■ **DO THIS**:
Locate the word "score" in the data below, then copy every line that holds it.

■ **AVAILABLE DATA**:
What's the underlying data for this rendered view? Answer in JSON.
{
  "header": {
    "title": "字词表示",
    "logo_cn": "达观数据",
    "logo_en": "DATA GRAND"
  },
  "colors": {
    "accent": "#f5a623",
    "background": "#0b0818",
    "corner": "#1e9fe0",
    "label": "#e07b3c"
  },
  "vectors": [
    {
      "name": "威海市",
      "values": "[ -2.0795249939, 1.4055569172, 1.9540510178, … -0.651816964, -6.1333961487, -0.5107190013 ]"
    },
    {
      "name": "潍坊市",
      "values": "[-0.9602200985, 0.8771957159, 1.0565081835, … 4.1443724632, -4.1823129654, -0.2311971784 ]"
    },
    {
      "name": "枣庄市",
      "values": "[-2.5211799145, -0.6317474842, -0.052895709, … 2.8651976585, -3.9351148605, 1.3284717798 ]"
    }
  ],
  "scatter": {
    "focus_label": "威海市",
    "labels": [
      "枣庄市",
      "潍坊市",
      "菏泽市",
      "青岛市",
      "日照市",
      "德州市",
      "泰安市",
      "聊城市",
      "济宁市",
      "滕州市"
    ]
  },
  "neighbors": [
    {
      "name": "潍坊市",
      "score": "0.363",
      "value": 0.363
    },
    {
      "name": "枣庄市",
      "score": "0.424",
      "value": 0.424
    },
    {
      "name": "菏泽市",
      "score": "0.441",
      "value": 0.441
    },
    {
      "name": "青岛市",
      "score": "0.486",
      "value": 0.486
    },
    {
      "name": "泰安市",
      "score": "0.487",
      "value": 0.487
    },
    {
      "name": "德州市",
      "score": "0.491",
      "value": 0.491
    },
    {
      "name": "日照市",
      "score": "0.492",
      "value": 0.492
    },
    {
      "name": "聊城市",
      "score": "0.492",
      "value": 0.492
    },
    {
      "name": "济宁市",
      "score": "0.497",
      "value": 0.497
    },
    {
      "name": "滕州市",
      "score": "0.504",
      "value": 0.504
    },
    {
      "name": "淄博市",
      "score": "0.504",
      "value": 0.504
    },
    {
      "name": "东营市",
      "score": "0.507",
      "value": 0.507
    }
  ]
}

■ **OUTPUT OF THE EXERCISE**:
      "score": "0.363",
      "score": "0.424",
      "score": "0.441",
      "score": "0.486",
      "score": "0.487",
      "score": "0.491",
      "score": "0.492",
      "score": "0.492",
      "score": "0.497",
      "score": "0.504",
      "score": "0.504",
      "score": "0.507",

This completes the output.